Can you transcribe the data exactly? Leave the pictures out.

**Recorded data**
________

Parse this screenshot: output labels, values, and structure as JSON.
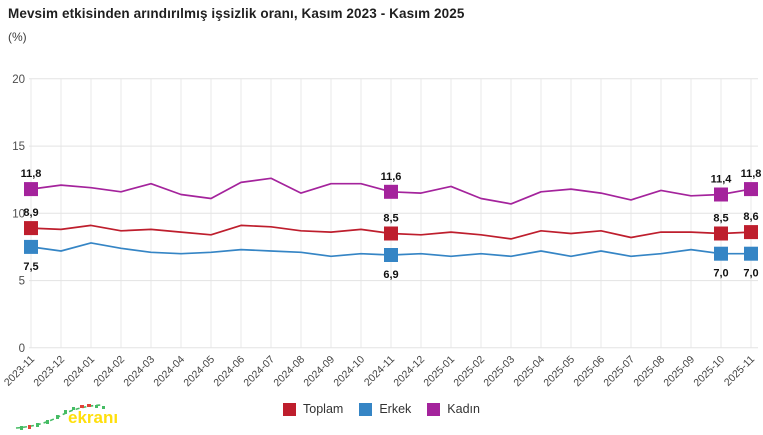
{
  "title": "Mevsim etkisinden arındırılmış işsizlik oranı, Kasım 2023 - Kasım 2025",
  "unit_label": "(%)",
  "watermark": {
    "text": "ekranı"
  },
  "legend": {
    "items": [
      {
        "label": "Toplam",
        "color": "#BE1E2D"
      },
      {
        "label": "Erkek",
        "color": "#3585C5"
      },
      {
        "label": "Kadın",
        "color": "#A4239C"
      }
    ]
  },
  "chart_data": {
    "type": "line",
    "title": "Mevsim etkisinden arındırılmış işsizlik oranı, Kasım 2023 - Kasım 2025",
    "ylabel": "(%)",
    "ylim": [
      0,
      20
    ],
    "yticks": [
      0,
      5,
      10,
      15,
      20
    ],
    "grid": true,
    "legend_position": "bottom",
    "x": [
      "2023-11",
      "2023-12",
      "2024-01",
      "2024-02",
      "2024-03",
      "2024-04",
      "2024-05",
      "2024-06",
      "2024-07",
      "2024-08",
      "2024-09",
      "2024-10",
      "2024-11",
      "2024-12",
      "2025-01",
      "2025-02",
      "2025-03",
      "2025-04",
      "2025-05",
      "2025-06",
      "2025-07",
      "2025-08",
      "2025-09",
      "2025-10",
      "2025-11"
    ],
    "series": [
      {
        "name": "Toplam",
        "color": "#BE1E2D",
        "values": [
          8.9,
          8.8,
          9.1,
          8.7,
          8.8,
          8.6,
          8.4,
          9.1,
          9.0,
          8.7,
          8.6,
          8.8,
          8.5,
          8.4,
          8.6,
          8.4,
          8.1,
          8.7,
          8.5,
          8.7,
          8.2,
          8.6,
          8.6,
          8.5,
          8.6
        ]
      },
      {
        "name": "Erkek",
        "color": "#3585C5",
        "values": [
          7.5,
          7.2,
          7.8,
          7.4,
          7.1,
          7.0,
          7.1,
          7.3,
          7.2,
          7.1,
          6.8,
          7.0,
          6.9,
          7.0,
          6.8,
          7.0,
          6.8,
          7.2,
          6.8,
          7.2,
          6.8,
          7.0,
          7.3,
          7.0,
          7.0
        ]
      },
      {
        "name": "Kadın",
        "color": "#A4239C",
        "values": [
          11.8,
          12.1,
          11.9,
          11.6,
          12.2,
          11.4,
          11.1,
          12.3,
          12.6,
          11.5,
          12.2,
          12.2,
          11.6,
          11.5,
          12.0,
          11.1,
          10.7,
          11.6,
          11.8,
          11.5,
          11.0,
          11.7,
          11.3,
          11.4,
          11.8
        ]
      }
    ],
    "annotations": [
      {
        "month": "2023-11",
        "series": "Kadın",
        "label": "11,8",
        "position": "above"
      },
      {
        "month": "2023-11",
        "series": "Toplam",
        "label": "8,9",
        "position": "above"
      },
      {
        "month": "2023-11",
        "series": "Erkek",
        "label": "7,5",
        "position": "below"
      },
      {
        "month": "2024-11",
        "series": "Kadın",
        "label": "11,6",
        "position": "above"
      },
      {
        "month": "2024-11",
        "series": "Toplam",
        "label": "8,5",
        "position": "above"
      },
      {
        "month": "2024-11",
        "series": "Erkek",
        "label": "6,9",
        "position": "below"
      },
      {
        "month": "2025-10",
        "series": "Kadın",
        "label": "11,4",
        "position": "above"
      },
      {
        "month": "2025-10",
        "series": "Toplam",
        "label": "8,5",
        "position": "above"
      },
      {
        "month": "2025-10",
        "series": "Erkek",
        "label": "7,0",
        "position": "below"
      },
      {
        "month": "2025-11",
        "series": "Kadın",
        "label": "11,8",
        "position": "above"
      },
      {
        "month": "2025-11",
        "series": "Toplam",
        "label": "8,6",
        "position": "above"
      },
      {
        "month": "2025-11",
        "series": "Erkek",
        "label": "7,0",
        "position": "below"
      }
    ]
  }
}
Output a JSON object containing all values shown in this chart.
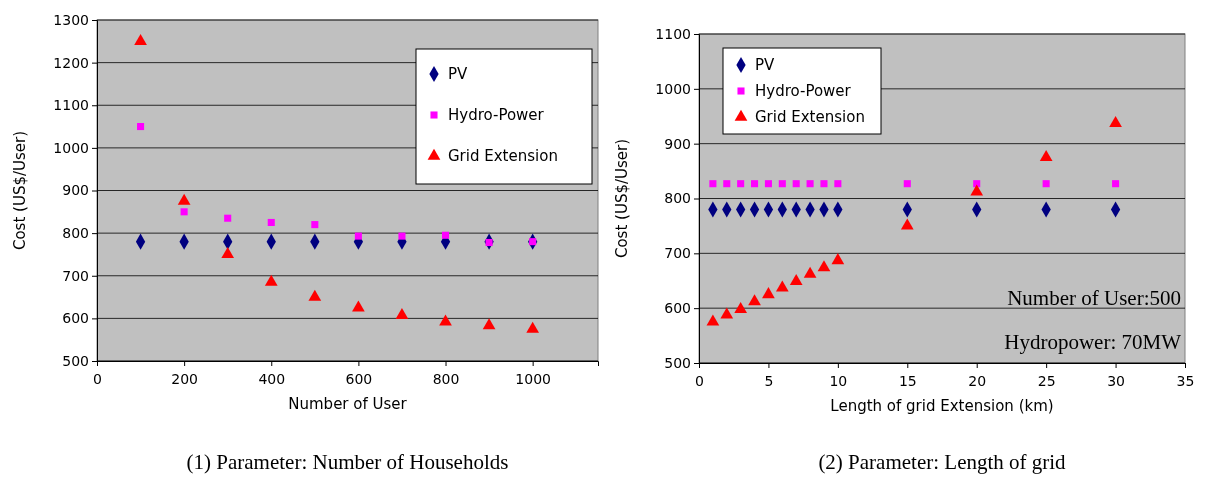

________

**Exercise solution**
Parse this screenshot: output labels, values, and structure as JSON.
{
  "title": "Mevsim etkisinden arındırılmış işsizlik oranı, Kasım 2023 - Kasım 2025",
  "unit_label": "(%)",
  "watermark": {
    "text": "ekranı"
  },
  "legend": {
    "items": [
      {
        "label": "Toplam",
        "color": "#BE1E2D"
      },
      {
        "label": "Erkek",
        "color": "#3585C5"
      },
      {
        "label": "Kadın",
        "color": "#A4239C"
      }
    ]
  },
  "chart_data": {
    "type": "line",
    "title": "Mevsim etkisinden arındırılmış işsizlik oranı, Kasım 2023 - Kasım 2025",
    "ylabel": "(%)",
    "ylim": [
      0,
      20
    ],
    "yticks": [
      0,
      5,
      10,
      15,
      20
    ],
    "grid": true,
    "legend_position": "bottom",
    "x": [
      "2023-11",
      "2023-12",
      "2024-01",
      "2024-02",
      "2024-03",
      "2024-04",
      "2024-05",
      "2024-06",
      "2024-07",
      "2024-08",
      "2024-09",
      "2024-10",
      "2024-11",
      "2024-12",
      "2025-01",
      "2025-02",
      "2025-03",
      "2025-04",
      "2025-05",
      "2025-06",
      "2025-07",
      "2025-08",
      "2025-09",
      "2025-10",
      "2025-11"
    ],
    "series": [
      {
        "name": "Toplam",
        "color": "#BE1E2D",
        "values": [
          8.9,
          8.8,
          9.1,
          8.7,
          8.8,
          8.6,
          8.4,
          9.1,
          9.0,
          8.7,
          8.6,
          8.8,
          8.5,
          8.4,
          8.6,
          8.4,
          8.1,
          8.7,
          8.5,
          8.7,
          8.2,
          8.6,
          8.6,
          8.5,
          8.6
        ]
      },
      {
        "name": "Erkek",
        "color": "#3585C5",
        "values": [
          7.5,
          7.2,
          7.8,
          7.4,
          7.1,
          7.0,
          7.1,
          7.3,
          7.2,
          7.1,
          6.8,
          7.0,
          6.9,
          7.0,
          6.8,
          7.0,
          6.8,
          7.2,
          6.8,
          7.2,
          6.8,
          7.0,
          7.3,
          7.0,
          7.0
        ]
      },
      {
        "name": "Kadın",
        "color": "#A4239C",
        "values": [
          11.8,
          12.1,
          11.9,
          11.6,
          12.2,
          11.4,
          11.1,
          12.3,
          12.6,
          11.5,
          12.2,
          12.2,
          11.6,
          11.5,
          12.0,
          11.1,
          10.7,
          11.6,
          11.8,
          11.5,
          11.0,
          11.7,
          11.3,
          11.4,
          11.8
        ]
      }
    ],
    "annotations": [
      {
        "month": "2023-11",
        "series": "Kadın",
        "label": "11,8",
        "position": "above"
      },
      {
        "month": "2023-11",
        "series": "Toplam",
        "label": "8,9",
        "position": "above"
      },
      {
        "month": "2023-11",
        "series": "Erkek",
        "label": "7,5",
        "position": "below"
      },
      {
        "month": "2024-11",
        "series": "Kadın",
        "label": "11,6",
        "position": "above"
      },
      {
        "month": "2024-11",
        "series": "Toplam",
        "label": "8,5",
        "position": "above"
      },
      {
        "month": "2024-11",
        "series": "Erkek",
        "label": "6,9",
        "position": "below"
      },
      {
        "month": "2025-10",
        "series": "Kadın",
        "label": "11,4",
        "position": "above"
      },
      {
        "month": "2025-10",
        "series": "Toplam",
        "label": "8,5",
        "position": "above"
      },
      {
        "month": "2025-10",
        "series": "Erkek",
        "label": "7,0",
        "position": "below"
      },
      {
        "month": "2025-11",
        "series": "Kadın",
        "label": "11,8",
        "position": "above"
      },
      {
        "month": "2025-11",
        "series": "Toplam",
        "label": "8,6",
        "position": "above"
      },
      {
        "month": "2025-11",
        "series": "Erkek",
        "label": "7,0",
        "position": "below"
      }
    ]
  }
}
Output a JSON object containing all values shown in this chart.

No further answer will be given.